**THE PROBLEM**
Reproduce the stretch of entries from the beginning through the line containing "coverage-peak — [400, 463, 404, 507]", substituting "Oval shape" for every occurrence of "Ellipse shape" and leaving all else unchanged.

━━━━━━━━━━━━━━━━

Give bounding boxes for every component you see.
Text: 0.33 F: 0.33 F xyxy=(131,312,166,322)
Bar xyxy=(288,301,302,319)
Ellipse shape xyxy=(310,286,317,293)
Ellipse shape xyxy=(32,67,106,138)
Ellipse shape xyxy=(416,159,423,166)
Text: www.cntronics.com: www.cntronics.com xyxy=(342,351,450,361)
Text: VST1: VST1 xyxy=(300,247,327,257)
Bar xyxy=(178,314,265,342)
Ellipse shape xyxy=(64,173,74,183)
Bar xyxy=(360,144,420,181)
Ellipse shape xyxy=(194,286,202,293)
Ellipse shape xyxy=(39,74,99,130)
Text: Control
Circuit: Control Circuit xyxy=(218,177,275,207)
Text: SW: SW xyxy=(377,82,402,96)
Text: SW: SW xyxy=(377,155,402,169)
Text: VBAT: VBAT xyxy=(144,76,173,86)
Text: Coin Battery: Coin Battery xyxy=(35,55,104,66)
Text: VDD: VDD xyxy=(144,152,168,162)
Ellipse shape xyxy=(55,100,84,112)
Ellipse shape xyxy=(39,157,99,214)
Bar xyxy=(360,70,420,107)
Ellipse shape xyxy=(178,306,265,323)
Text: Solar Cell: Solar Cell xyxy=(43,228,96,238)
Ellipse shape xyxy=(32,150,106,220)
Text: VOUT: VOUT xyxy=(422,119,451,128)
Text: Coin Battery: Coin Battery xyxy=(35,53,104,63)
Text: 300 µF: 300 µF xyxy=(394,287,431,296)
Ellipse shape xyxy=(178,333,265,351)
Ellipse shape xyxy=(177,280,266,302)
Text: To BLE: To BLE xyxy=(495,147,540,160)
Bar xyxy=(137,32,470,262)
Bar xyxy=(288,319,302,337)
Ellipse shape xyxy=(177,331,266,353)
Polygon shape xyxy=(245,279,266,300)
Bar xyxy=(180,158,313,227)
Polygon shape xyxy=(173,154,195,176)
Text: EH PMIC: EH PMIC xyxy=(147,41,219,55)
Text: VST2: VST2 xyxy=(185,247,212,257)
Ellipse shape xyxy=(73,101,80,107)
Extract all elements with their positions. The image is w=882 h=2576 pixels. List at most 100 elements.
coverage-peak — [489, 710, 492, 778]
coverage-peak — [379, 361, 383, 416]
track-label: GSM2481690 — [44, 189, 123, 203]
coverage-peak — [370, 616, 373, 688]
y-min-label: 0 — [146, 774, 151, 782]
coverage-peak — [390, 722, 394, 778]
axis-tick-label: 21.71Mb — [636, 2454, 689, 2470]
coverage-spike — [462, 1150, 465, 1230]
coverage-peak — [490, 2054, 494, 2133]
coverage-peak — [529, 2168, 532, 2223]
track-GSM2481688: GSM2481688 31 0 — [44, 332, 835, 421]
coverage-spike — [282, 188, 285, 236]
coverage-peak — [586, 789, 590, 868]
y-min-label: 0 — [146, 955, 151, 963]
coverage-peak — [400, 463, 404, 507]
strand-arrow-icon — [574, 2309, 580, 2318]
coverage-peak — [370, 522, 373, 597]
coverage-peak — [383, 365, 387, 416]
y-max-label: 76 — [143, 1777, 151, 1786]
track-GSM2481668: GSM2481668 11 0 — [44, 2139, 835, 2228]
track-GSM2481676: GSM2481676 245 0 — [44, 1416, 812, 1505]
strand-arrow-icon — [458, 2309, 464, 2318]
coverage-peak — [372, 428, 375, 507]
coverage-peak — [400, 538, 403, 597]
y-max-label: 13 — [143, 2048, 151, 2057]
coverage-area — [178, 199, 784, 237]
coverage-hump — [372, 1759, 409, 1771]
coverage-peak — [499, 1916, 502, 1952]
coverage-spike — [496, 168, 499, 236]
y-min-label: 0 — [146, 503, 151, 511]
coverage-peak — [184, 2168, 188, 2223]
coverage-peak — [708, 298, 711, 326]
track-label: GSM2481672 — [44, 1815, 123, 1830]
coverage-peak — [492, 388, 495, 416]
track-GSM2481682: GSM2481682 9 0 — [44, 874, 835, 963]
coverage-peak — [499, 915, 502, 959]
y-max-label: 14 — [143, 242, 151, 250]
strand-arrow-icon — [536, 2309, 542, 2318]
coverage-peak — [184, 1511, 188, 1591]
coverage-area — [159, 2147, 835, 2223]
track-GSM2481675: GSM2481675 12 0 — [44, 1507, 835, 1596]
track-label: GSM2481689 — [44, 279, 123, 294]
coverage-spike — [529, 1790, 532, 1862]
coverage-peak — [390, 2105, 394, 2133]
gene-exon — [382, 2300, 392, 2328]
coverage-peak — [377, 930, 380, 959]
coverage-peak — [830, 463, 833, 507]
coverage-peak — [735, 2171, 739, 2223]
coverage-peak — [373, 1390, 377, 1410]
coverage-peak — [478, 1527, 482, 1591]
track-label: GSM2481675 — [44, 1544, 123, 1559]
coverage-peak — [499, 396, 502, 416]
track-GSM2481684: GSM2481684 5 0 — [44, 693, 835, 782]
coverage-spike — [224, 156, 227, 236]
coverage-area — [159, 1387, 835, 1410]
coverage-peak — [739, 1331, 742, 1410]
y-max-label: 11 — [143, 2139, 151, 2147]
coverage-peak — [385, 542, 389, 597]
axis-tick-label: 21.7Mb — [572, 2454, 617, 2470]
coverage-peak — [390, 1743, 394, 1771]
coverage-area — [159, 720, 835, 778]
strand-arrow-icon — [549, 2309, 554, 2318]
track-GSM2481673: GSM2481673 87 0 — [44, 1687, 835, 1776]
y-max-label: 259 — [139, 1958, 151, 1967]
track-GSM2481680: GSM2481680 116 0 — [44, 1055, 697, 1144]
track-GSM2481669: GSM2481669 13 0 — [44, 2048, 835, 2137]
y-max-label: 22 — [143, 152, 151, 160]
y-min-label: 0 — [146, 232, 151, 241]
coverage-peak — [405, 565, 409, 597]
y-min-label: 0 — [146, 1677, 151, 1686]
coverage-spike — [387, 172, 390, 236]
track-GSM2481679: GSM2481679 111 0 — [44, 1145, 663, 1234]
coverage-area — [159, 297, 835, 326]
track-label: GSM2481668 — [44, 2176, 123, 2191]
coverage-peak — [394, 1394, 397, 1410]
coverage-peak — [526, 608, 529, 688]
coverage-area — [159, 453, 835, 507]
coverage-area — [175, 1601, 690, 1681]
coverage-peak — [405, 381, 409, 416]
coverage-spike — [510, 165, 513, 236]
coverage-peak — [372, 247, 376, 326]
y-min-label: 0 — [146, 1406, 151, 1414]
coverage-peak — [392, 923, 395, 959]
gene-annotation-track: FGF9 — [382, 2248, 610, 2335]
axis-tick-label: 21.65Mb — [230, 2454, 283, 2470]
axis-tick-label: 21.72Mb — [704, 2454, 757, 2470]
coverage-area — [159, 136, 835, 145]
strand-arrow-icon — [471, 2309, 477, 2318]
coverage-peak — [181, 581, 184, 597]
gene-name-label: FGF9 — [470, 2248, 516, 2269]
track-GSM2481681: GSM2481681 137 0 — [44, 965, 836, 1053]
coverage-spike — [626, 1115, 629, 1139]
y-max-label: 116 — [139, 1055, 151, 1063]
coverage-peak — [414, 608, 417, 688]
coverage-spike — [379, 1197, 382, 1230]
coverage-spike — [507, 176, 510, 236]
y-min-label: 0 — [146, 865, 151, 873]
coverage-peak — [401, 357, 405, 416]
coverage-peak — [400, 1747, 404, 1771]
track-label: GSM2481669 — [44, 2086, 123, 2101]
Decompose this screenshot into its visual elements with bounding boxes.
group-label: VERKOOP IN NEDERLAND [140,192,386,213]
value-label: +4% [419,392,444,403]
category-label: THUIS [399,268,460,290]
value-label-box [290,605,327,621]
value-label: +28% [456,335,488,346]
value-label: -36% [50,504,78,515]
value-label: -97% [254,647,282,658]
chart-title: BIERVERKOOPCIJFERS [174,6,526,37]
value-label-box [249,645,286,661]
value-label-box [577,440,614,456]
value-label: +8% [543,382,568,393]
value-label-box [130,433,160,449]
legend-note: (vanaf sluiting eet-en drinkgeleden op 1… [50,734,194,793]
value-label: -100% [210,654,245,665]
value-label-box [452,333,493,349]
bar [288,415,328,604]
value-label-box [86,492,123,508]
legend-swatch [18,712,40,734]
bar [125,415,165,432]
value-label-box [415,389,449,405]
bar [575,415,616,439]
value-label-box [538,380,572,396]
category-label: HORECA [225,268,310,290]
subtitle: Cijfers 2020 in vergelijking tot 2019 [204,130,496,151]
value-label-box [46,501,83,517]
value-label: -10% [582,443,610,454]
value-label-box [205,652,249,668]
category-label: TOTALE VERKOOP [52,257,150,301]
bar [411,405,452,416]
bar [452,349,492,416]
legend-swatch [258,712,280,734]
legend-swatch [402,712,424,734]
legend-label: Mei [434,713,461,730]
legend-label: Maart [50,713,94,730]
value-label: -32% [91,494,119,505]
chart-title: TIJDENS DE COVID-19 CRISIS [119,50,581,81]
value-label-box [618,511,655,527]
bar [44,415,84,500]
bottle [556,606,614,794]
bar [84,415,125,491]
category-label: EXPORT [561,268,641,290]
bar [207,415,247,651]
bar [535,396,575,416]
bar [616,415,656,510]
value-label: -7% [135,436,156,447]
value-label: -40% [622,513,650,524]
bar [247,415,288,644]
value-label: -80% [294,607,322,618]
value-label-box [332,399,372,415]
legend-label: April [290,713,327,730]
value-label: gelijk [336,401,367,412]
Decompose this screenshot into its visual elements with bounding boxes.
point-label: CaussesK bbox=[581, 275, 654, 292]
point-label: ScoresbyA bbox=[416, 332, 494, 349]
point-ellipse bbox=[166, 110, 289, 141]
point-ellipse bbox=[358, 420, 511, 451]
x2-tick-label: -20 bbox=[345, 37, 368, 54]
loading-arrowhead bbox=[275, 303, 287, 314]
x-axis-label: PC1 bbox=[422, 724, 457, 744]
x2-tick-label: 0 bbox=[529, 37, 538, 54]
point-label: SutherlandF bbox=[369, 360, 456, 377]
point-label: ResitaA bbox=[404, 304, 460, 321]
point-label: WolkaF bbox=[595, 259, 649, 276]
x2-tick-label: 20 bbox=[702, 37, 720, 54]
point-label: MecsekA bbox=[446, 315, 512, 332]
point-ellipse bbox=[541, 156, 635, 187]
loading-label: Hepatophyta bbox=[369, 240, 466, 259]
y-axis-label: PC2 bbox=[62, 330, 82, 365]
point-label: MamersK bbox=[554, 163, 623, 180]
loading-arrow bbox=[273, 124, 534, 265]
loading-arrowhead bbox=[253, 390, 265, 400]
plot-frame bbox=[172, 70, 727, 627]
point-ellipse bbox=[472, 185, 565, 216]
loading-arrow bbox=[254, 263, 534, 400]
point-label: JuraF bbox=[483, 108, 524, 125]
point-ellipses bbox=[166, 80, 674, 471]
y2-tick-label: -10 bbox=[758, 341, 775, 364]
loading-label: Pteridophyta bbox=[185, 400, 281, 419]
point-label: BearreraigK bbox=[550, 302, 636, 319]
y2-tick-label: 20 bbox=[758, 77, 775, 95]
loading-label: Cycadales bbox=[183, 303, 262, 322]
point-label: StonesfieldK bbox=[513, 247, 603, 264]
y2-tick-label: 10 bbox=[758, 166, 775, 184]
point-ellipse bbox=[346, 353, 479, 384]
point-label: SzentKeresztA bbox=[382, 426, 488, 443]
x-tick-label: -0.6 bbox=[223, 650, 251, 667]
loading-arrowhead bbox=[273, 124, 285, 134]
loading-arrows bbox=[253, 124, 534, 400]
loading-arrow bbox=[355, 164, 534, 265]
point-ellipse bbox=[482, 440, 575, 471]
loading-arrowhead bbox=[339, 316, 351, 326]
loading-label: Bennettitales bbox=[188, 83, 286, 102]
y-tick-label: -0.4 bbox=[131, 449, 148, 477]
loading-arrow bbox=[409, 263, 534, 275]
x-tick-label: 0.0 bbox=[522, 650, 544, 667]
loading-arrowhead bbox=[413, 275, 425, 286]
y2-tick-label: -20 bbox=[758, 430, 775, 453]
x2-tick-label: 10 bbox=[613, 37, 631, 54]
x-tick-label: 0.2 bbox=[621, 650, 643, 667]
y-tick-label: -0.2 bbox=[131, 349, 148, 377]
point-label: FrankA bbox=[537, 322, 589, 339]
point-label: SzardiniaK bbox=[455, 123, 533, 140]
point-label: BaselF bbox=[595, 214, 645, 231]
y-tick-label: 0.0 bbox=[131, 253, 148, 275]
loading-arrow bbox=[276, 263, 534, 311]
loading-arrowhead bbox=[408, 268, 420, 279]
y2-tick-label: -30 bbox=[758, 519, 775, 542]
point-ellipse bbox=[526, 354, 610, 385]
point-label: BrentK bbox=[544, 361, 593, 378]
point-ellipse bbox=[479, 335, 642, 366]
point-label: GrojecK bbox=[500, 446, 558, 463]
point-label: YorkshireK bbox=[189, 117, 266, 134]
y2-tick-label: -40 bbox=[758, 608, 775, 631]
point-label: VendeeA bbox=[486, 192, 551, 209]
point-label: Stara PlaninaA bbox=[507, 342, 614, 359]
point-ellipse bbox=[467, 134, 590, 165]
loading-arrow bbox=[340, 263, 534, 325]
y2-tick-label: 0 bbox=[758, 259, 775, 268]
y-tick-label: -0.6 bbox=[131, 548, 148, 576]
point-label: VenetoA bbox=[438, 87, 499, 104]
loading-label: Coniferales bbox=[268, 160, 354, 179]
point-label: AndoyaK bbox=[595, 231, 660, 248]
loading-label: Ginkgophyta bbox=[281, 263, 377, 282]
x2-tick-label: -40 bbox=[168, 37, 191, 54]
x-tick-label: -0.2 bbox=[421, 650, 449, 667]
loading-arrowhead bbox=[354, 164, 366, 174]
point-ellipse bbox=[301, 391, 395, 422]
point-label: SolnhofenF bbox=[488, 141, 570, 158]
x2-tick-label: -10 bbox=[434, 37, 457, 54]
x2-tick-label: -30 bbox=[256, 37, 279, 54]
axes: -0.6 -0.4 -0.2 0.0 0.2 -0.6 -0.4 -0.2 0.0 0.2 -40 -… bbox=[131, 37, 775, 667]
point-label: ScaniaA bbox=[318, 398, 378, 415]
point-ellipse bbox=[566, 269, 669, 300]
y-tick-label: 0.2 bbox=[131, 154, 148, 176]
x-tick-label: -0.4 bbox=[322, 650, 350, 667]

━━━━━━━━━━━━━━━━

**FULL SOLUTION**
Give bounding boxes for every component you see.
Text: 0.33 F: 0.33 F xyxy=(131,312,166,322)
Bar xyxy=(288,301,302,319)
Oval shape xyxy=(310,286,317,293)
Oval shape xyxy=(32,67,106,138)
Oval shape xyxy=(416,159,423,166)
Text: www.cntronics.com: www.cntronics.com xyxy=(342,351,450,361)
Text: VST1: VST1 xyxy=(300,247,327,257)
Bar xyxy=(178,314,265,342)
Oval shape xyxy=(64,173,74,183)
Bar xyxy=(360,144,420,181)
Oval shape xyxy=(194,286,202,293)
Oval shape xyxy=(39,74,99,130)
Text: Control
Circuit: Control Circuit xyxy=(218,177,275,207)
Text: SW: SW xyxy=(377,82,402,96)
Text: SW: SW xyxy=(377,155,402,169)
Text: VBAT: VBAT xyxy=(144,76,173,86)
Text: Coin Battery: Coin Battery xyxy=(35,55,104,66)
Text: VDD: VDD xyxy=(144,152,168,162)
Oval shape xyxy=(55,100,84,112)
Oval shape xyxy=(39,157,99,214)
Bar xyxy=(360,70,420,107)
Oval shape xyxy=(178,306,265,323)
Text: Solar Cell: Solar Cell xyxy=(43,228,96,238)
Oval shape xyxy=(32,150,106,220)
Text: VOUT: VOUT xyxy=(422,119,451,128)
Text: Coin Battery: Coin Battery xyxy=(35,53,104,63)
Text: 300 µF: 300 µF xyxy=(394,287,431,296)
Oval shape xyxy=(178,333,265,351)
Oval shape xyxy=(177,280,266,302)
Text: To BLE: To BLE xyxy=(495,147,540,160)
Bar xyxy=(137,32,470,262)
Bar xyxy=(288,319,302,337)
Oval shape xyxy=(177,331,266,353)
Polygon shape xyxy=(245,279,266,300)
Bar xyxy=(180,158,313,227)
Polygon shape xyxy=(173,154,195,176)
Text: EH PMIC: EH PMIC xyxy=(147,41,219,55)
Text: VST2: VST2 xyxy=(185,247,212,257)
Oval shape xyxy=(73,101,80,107)
Extract all elements with their positions. The image is w=882 h=2576 pixels. List at most 100 elements.
coverage-peak — [489, 710, 492, 778]
coverage-peak — [379, 361, 383, 416]
track-label: GSM2481690 — [44, 189, 123, 203]
coverage-peak — [370, 616, 373, 688]
y-min-label: 0 — [146, 774, 151, 782]
coverage-peak — [390, 722, 394, 778]
axis-tick-label: 21.71Mb — [636, 2454, 689, 2470]
coverage-spike — [462, 1150, 465, 1230]
coverage-peak — [490, 2054, 494, 2133]
coverage-peak — [529, 2168, 532, 2223]
track-GSM2481688: GSM2481688 31 0 — [44, 332, 835, 421]
coverage-spike — [282, 188, 285, 236]
coverage-peak — [586, 789, 590, 868]
y-min-label: 0 — [146, 955, 151, 963]
coverage-peak — [400, 463, 404, 507]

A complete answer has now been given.